(What needs to be done):
Search the data below for the word "prep" and copy each line that holds it.

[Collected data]
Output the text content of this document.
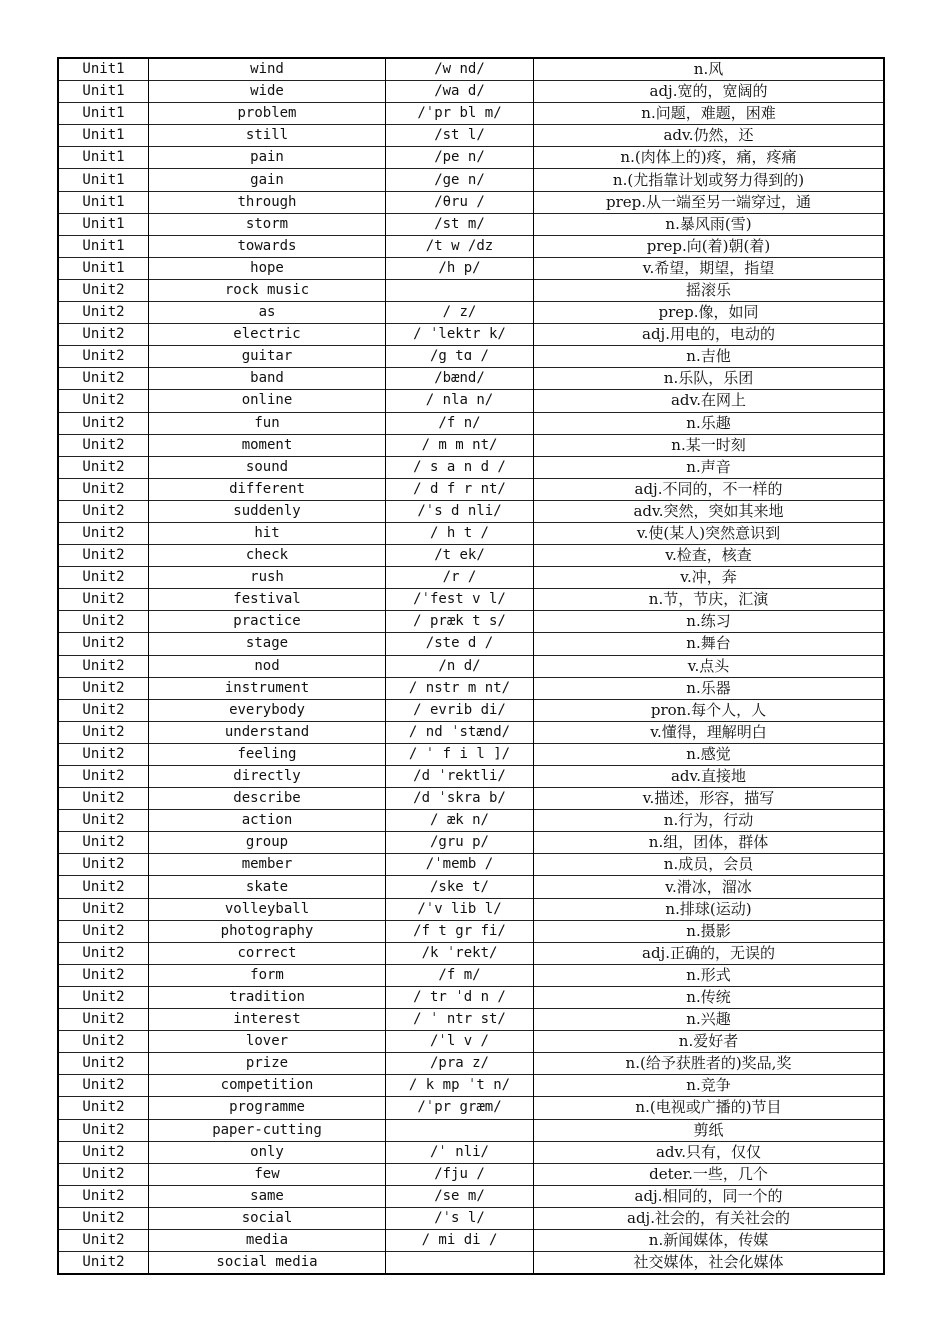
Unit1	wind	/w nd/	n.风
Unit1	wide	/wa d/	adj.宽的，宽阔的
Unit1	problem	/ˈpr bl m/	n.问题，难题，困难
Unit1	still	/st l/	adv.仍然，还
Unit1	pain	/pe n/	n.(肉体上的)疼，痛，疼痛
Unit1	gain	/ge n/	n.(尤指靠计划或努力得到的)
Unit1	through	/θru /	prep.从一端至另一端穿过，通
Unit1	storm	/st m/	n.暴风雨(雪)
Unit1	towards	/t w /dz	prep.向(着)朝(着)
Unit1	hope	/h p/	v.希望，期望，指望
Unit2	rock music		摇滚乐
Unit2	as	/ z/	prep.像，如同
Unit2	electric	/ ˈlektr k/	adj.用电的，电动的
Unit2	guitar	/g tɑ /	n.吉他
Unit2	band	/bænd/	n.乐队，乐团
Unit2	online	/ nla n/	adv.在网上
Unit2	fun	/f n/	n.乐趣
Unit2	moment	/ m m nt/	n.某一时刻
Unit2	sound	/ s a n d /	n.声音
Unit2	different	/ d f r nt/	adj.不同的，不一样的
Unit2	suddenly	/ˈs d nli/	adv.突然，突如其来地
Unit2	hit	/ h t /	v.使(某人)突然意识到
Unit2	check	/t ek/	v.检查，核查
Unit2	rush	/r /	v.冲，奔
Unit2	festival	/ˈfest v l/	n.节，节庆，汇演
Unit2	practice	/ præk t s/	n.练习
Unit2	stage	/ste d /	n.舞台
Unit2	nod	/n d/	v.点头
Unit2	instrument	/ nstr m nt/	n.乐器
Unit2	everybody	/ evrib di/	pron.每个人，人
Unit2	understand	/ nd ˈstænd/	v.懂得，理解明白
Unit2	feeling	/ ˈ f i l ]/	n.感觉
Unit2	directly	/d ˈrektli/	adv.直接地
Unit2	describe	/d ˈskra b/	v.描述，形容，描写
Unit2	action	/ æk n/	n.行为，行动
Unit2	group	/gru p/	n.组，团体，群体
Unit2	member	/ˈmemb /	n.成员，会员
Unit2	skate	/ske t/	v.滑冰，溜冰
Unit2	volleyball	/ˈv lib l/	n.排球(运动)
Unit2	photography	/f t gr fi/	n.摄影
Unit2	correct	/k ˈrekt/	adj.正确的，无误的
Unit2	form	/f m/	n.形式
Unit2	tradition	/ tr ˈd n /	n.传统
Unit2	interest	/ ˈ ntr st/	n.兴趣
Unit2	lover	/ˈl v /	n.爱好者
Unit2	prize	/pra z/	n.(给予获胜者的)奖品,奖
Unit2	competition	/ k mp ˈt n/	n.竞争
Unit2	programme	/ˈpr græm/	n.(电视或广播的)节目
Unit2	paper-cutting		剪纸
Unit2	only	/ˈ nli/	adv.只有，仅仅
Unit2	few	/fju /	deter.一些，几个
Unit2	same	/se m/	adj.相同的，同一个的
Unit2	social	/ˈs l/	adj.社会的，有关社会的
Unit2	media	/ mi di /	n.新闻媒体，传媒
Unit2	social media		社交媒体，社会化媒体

(Exercise answer):
Unit1	through	/θru /	prep.从一端至另一端穿过，通
Unit1	towards	/t w /dz	prep.向(着)朝(着)
Unit2	as	/ z/	prep.像，如同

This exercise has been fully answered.